__STATED PROBLEM__. Tell how many lines in the data below include the word "Environment". The answer is the number only.

__AVAILABLE DATA__.
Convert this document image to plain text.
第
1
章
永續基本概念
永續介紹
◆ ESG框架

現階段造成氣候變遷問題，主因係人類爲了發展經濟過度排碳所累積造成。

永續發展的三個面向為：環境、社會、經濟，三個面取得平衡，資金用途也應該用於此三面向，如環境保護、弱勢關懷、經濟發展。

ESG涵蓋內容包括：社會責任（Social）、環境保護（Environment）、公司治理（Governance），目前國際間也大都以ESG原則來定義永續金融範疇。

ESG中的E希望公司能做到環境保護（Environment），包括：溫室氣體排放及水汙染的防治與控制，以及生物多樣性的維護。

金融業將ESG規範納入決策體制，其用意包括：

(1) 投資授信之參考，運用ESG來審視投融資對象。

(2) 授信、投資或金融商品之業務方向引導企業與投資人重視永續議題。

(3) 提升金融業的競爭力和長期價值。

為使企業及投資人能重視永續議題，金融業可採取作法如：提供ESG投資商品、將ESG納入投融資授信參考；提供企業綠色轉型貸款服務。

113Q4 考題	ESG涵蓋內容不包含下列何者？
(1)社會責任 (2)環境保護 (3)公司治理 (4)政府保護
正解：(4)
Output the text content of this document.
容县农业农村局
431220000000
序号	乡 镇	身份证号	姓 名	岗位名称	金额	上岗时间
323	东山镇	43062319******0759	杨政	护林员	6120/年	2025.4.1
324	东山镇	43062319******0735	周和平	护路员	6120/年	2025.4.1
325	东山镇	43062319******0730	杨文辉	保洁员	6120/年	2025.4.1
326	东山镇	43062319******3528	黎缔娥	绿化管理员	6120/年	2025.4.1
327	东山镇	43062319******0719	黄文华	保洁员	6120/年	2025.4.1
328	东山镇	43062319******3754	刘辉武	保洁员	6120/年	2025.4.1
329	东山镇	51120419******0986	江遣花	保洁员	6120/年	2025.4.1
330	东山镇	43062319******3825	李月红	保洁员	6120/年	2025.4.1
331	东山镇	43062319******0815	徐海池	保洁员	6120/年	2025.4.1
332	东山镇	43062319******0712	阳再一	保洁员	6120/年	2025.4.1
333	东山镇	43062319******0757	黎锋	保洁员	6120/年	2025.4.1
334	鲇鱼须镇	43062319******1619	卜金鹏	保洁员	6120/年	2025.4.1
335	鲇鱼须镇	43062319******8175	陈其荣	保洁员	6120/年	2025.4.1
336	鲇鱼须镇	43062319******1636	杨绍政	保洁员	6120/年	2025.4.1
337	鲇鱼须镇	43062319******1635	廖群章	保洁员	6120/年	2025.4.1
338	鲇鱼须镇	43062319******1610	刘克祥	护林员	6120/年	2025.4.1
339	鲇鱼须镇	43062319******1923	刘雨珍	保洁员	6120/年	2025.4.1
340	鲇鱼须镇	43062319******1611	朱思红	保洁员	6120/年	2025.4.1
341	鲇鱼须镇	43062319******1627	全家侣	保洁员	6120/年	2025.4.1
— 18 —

__OUTPUT FOR THIS EXERCISE__. 2